### WHAT IS BEING ASKED
Copy every line in the records below that contains the word "Harmful".

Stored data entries
◇ ◇ ◇ ◇ ◇

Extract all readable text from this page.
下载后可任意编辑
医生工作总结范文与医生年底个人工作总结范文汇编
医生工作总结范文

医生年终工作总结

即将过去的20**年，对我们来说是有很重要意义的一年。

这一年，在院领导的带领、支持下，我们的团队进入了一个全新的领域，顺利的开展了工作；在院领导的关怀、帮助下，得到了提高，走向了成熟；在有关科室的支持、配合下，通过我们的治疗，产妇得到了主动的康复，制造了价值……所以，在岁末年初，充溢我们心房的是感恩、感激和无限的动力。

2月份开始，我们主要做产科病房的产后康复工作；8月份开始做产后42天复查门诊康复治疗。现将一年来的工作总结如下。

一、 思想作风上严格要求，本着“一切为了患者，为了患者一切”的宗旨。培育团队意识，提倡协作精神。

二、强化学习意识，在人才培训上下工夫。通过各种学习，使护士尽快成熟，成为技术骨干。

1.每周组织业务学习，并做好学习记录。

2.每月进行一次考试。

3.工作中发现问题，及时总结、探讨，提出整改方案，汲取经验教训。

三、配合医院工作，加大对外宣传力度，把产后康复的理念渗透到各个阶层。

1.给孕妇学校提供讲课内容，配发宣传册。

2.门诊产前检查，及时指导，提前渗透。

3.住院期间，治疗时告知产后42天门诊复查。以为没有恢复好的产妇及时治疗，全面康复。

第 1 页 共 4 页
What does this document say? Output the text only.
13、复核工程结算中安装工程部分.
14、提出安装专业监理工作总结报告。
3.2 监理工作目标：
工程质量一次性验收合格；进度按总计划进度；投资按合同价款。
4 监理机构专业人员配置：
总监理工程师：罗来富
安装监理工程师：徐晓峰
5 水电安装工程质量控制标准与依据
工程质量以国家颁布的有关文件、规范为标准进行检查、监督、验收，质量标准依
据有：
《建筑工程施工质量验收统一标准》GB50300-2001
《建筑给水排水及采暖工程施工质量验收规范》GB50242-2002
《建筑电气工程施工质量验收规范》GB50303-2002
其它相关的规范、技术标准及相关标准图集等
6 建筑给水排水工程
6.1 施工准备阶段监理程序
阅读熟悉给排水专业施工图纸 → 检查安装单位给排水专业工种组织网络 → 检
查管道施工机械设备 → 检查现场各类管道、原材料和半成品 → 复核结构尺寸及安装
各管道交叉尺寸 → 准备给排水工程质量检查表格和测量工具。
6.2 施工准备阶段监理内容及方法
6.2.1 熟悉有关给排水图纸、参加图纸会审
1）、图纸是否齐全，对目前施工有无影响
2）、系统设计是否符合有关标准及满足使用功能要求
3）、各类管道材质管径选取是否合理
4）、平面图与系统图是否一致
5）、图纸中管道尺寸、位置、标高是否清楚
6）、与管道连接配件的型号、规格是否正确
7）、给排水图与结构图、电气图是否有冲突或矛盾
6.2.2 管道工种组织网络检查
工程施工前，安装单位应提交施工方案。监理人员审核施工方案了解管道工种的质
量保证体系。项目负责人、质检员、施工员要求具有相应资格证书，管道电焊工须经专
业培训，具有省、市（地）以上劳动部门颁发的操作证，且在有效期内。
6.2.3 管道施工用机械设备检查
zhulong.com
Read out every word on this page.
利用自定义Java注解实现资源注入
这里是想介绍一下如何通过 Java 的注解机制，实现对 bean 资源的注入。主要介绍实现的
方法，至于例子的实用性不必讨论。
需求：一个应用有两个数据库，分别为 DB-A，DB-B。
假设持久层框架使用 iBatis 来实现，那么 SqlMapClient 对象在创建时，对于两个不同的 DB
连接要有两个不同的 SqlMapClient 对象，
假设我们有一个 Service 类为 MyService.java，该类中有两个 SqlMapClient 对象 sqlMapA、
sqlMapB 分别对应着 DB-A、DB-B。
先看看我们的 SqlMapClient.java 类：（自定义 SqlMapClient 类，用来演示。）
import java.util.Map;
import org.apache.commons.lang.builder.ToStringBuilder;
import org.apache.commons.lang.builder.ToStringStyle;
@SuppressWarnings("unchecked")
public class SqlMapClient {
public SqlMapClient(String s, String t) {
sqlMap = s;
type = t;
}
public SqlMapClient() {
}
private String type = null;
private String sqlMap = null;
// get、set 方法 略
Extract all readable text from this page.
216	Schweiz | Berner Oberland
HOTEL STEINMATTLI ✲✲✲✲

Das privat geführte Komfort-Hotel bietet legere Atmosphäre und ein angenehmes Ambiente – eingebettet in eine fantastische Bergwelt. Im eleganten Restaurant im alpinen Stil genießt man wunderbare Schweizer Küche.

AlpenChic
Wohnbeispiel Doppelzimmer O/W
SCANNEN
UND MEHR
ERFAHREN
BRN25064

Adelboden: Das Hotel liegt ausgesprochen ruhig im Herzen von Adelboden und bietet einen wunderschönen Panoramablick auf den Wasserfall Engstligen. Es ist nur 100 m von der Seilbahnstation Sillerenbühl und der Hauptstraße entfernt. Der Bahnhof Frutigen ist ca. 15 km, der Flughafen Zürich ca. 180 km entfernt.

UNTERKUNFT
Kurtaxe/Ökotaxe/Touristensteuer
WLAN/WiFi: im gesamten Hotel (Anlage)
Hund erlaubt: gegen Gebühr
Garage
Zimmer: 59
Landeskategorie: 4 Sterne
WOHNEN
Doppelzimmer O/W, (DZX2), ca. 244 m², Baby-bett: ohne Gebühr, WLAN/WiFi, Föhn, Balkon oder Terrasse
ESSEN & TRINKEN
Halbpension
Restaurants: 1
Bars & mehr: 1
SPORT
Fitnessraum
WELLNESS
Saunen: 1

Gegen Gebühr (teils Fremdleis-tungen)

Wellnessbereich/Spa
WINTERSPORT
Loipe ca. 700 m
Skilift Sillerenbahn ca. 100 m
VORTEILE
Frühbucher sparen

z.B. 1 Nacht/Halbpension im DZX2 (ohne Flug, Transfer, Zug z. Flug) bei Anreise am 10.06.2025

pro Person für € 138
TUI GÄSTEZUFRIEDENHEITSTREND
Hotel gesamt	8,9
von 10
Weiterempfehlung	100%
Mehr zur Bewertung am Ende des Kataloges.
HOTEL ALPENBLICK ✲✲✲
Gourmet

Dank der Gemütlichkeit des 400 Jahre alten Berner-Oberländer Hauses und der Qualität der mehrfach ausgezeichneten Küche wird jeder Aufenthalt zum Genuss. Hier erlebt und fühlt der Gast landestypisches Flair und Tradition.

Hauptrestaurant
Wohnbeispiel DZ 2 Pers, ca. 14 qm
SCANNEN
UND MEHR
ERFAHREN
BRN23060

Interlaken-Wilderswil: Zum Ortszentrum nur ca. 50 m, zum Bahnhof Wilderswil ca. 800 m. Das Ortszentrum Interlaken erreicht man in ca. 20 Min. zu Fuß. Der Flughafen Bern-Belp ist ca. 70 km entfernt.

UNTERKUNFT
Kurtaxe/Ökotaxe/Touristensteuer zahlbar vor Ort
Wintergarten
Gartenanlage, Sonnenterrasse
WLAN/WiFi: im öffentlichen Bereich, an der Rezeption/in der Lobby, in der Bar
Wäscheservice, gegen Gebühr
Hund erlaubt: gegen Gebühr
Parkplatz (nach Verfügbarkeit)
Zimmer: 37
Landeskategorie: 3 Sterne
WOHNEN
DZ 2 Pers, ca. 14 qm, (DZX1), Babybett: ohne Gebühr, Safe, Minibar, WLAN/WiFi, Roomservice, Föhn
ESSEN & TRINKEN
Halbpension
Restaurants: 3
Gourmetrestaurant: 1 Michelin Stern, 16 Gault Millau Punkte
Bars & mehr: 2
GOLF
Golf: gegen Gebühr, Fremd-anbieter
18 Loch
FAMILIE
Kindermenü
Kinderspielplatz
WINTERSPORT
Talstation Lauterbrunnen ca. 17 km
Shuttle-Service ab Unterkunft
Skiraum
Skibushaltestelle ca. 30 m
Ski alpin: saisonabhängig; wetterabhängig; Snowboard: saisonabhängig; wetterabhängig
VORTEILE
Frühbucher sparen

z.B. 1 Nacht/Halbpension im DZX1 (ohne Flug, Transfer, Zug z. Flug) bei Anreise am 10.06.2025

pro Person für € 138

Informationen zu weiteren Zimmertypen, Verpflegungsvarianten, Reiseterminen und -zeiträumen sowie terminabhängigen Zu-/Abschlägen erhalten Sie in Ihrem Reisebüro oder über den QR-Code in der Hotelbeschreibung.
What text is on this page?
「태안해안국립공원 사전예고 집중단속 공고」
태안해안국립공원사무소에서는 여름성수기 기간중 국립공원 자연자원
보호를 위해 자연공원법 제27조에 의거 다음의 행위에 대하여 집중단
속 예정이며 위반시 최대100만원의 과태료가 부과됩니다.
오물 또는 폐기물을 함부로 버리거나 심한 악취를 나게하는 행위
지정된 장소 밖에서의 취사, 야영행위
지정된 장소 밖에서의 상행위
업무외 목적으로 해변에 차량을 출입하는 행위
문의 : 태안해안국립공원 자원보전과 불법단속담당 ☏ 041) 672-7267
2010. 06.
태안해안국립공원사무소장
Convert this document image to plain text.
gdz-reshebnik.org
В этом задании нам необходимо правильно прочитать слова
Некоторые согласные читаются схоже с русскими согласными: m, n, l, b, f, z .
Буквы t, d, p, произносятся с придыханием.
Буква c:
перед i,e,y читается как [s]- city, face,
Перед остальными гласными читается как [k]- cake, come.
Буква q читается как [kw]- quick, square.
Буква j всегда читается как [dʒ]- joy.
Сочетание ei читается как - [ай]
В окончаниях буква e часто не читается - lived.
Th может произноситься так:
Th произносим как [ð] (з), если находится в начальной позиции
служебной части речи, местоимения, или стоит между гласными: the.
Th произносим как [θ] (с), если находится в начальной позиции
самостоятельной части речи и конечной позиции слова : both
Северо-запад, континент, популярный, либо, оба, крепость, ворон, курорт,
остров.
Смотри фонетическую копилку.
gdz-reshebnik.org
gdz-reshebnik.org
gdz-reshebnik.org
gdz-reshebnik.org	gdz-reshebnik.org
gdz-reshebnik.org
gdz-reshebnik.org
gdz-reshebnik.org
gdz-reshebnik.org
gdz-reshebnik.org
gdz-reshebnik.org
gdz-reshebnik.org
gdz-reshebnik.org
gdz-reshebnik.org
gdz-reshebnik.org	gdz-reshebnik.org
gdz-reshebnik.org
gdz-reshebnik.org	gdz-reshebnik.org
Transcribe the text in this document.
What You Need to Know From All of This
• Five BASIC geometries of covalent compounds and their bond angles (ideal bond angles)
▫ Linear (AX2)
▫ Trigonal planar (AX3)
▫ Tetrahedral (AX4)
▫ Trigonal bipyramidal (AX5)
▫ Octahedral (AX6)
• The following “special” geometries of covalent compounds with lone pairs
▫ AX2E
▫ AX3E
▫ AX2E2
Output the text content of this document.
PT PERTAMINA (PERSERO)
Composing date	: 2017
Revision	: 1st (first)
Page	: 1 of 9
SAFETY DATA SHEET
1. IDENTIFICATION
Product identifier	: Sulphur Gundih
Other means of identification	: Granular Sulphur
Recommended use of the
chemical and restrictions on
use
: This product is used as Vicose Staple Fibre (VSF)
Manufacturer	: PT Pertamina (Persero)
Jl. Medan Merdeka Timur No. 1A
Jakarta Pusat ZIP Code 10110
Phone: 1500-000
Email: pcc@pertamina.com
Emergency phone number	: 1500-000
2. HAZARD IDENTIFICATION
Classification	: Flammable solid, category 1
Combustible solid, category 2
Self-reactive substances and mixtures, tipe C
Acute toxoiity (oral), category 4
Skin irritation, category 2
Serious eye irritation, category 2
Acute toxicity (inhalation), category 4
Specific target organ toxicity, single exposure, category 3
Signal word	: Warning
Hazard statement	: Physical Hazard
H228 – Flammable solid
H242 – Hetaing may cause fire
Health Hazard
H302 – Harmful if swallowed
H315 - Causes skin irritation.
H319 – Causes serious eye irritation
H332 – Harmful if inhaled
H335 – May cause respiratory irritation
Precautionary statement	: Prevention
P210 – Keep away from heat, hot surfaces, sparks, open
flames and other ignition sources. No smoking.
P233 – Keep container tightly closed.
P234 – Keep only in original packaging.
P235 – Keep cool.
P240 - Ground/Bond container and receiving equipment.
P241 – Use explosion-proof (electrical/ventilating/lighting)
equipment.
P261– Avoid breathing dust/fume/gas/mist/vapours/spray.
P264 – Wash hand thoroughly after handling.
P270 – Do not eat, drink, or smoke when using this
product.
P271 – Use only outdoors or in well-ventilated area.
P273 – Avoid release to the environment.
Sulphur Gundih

◇ ◇ ◇ ◇ ◇

### THE OUTPUT
H302 – Harmful if swallowed
H332 – Harmful if inhaled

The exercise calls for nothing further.